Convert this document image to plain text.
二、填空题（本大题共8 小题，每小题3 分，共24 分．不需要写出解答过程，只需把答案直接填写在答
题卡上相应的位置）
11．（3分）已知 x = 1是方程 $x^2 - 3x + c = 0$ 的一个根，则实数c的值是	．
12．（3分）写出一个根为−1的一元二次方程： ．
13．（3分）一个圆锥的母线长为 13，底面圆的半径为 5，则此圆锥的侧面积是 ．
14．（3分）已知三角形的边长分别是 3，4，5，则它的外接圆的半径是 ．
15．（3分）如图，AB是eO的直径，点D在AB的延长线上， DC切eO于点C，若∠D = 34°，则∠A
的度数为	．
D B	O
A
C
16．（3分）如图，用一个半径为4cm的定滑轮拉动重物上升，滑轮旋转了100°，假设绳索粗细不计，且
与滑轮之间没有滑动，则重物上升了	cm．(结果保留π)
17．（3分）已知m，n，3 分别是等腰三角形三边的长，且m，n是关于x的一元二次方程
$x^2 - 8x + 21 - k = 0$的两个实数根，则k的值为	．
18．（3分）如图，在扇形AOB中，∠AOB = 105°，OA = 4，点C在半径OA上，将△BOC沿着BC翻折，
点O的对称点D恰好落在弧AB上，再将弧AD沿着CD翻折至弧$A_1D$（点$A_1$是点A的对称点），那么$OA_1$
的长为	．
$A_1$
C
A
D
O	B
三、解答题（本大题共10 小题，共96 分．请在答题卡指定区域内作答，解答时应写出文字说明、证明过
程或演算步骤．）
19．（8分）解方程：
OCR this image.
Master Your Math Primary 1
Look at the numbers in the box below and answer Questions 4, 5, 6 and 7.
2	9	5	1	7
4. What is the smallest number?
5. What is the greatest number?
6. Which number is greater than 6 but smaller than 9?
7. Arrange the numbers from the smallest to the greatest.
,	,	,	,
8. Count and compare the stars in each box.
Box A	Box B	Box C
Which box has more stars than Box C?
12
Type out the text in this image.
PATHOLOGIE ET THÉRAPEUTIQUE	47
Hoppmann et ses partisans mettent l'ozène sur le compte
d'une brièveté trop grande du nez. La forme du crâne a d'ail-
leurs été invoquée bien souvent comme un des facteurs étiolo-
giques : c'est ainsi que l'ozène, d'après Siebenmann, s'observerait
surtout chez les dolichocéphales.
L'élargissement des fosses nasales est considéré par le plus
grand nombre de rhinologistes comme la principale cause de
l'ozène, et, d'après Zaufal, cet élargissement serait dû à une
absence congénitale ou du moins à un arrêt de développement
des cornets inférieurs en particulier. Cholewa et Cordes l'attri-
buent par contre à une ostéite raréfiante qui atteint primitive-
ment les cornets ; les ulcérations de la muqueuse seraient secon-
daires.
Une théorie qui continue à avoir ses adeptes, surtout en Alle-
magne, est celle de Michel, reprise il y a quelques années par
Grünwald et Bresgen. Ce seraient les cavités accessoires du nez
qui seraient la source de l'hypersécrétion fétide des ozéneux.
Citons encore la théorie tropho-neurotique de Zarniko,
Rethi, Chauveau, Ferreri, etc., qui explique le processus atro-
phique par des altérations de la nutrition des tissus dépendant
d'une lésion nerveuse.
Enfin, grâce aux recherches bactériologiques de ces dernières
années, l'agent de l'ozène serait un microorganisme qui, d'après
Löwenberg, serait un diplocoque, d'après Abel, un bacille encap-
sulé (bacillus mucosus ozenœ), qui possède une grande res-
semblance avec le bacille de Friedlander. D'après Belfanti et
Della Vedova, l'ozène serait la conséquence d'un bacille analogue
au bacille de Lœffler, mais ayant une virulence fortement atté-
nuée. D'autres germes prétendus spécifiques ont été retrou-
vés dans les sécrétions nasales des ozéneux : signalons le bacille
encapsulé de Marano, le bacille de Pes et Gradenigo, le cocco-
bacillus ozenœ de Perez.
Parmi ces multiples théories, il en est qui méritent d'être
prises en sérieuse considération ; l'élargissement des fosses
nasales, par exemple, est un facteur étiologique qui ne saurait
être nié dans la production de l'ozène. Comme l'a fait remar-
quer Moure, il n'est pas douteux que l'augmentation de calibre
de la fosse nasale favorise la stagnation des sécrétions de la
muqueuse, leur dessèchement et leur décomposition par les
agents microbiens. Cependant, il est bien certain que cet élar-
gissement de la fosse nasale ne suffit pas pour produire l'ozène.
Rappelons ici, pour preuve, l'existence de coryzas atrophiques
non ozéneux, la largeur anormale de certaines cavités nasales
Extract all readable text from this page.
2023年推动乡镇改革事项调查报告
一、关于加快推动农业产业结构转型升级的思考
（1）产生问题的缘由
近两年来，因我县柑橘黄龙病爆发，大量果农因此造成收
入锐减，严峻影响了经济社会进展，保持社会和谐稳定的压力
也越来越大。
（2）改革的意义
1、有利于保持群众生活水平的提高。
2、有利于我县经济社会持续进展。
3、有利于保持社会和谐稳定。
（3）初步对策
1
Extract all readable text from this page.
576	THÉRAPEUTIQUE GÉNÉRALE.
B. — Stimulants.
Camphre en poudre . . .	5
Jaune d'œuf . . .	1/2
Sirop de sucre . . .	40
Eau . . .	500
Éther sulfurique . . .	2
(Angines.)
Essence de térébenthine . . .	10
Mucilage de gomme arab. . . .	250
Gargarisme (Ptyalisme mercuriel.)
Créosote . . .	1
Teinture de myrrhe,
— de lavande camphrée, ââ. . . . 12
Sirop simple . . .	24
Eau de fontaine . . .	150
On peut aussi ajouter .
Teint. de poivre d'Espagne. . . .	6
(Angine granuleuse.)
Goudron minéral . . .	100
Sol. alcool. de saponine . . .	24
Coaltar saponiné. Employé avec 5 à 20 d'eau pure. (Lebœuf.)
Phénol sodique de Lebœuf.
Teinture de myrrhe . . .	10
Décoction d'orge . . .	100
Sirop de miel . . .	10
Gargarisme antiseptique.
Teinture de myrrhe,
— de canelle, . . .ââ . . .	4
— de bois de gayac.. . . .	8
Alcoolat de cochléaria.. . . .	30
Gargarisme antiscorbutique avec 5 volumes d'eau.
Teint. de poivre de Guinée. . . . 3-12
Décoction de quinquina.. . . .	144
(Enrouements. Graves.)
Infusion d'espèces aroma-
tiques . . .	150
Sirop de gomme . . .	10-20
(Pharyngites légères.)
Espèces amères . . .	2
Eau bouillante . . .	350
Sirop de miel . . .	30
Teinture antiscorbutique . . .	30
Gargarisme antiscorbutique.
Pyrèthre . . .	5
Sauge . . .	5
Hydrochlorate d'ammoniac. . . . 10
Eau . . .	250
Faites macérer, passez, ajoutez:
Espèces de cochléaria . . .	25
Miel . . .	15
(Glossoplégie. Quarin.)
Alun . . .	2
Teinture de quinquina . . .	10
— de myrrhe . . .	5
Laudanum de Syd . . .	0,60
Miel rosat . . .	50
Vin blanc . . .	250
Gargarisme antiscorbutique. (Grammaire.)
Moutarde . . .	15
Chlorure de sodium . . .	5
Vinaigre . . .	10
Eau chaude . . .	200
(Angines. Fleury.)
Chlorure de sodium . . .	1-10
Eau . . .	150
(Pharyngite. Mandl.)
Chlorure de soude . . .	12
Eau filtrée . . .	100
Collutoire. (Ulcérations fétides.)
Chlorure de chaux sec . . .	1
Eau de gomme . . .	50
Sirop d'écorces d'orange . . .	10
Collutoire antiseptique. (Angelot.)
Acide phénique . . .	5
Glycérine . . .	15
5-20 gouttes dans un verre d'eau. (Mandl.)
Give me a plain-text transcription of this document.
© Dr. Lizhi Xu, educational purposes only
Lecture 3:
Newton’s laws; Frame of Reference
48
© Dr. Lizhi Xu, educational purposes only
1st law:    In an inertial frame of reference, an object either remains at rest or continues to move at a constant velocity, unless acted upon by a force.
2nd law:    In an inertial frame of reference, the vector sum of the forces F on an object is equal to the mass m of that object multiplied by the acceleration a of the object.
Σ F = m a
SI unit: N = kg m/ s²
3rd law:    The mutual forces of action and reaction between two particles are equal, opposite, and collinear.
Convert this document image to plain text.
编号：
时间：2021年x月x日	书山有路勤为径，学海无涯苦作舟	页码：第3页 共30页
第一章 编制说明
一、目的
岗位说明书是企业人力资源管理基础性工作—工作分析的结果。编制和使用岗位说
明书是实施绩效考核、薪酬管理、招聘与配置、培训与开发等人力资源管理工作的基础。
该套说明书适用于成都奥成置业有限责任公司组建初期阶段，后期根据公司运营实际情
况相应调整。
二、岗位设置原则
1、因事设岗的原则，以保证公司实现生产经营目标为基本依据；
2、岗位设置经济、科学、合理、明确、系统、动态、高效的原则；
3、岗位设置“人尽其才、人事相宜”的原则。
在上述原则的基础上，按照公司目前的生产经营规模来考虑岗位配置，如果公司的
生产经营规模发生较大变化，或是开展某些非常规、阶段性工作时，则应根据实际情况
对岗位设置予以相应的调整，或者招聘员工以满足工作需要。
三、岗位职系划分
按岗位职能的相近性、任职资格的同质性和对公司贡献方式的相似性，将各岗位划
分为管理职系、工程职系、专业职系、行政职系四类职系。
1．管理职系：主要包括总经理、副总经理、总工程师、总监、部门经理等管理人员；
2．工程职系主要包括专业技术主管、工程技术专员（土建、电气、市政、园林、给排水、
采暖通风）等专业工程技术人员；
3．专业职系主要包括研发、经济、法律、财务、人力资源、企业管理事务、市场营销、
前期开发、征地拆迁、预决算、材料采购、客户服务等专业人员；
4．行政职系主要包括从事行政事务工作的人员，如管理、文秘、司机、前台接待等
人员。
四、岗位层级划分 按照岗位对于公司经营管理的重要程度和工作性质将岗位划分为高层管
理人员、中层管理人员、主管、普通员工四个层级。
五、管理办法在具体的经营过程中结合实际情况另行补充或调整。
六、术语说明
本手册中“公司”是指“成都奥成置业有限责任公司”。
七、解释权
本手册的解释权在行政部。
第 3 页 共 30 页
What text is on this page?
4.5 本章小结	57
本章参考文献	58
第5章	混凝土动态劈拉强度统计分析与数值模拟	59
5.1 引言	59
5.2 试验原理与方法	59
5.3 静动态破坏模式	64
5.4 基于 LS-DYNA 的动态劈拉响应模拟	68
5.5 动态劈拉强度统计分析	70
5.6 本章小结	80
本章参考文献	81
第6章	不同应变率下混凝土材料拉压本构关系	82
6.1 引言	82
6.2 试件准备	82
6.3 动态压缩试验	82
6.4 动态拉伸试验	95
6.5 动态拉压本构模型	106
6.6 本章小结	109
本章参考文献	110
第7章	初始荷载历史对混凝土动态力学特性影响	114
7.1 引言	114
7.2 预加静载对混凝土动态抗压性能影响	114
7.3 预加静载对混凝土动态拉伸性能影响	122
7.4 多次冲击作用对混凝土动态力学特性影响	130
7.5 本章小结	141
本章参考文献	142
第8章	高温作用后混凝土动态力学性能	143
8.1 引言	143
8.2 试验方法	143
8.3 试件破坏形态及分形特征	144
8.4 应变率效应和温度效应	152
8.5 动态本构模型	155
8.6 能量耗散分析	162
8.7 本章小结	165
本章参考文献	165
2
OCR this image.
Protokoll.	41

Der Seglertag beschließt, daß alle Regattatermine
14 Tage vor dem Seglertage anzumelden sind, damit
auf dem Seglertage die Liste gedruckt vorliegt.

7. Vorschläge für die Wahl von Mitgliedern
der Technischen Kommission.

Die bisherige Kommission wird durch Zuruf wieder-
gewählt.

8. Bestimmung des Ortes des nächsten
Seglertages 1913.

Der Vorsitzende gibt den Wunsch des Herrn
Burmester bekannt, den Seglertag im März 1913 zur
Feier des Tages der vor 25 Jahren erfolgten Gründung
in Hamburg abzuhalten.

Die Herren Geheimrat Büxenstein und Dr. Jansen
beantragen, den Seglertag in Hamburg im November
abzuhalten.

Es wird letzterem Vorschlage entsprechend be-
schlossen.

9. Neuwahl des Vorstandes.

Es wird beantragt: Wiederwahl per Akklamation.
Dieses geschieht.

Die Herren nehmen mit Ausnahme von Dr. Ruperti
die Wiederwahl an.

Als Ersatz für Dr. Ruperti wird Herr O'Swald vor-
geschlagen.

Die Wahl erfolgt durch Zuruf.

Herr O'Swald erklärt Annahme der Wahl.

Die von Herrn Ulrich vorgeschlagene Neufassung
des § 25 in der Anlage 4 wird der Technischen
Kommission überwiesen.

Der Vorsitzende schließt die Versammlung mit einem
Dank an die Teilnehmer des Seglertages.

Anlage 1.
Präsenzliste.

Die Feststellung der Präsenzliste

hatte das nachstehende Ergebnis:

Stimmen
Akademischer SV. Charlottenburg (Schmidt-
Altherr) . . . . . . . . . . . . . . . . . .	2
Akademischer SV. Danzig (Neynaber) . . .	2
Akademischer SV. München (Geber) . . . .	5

•••

**STATED TASK**
Gather every line from the entries above where the word "Lebœuf" appears, and copy them.

**RESULT FOR THIS TASK**
Coaltar saponiné. Employé avec 5 à 20 d'eau pure. (Lebœuf.)
Phénol sodique de Lebœuf.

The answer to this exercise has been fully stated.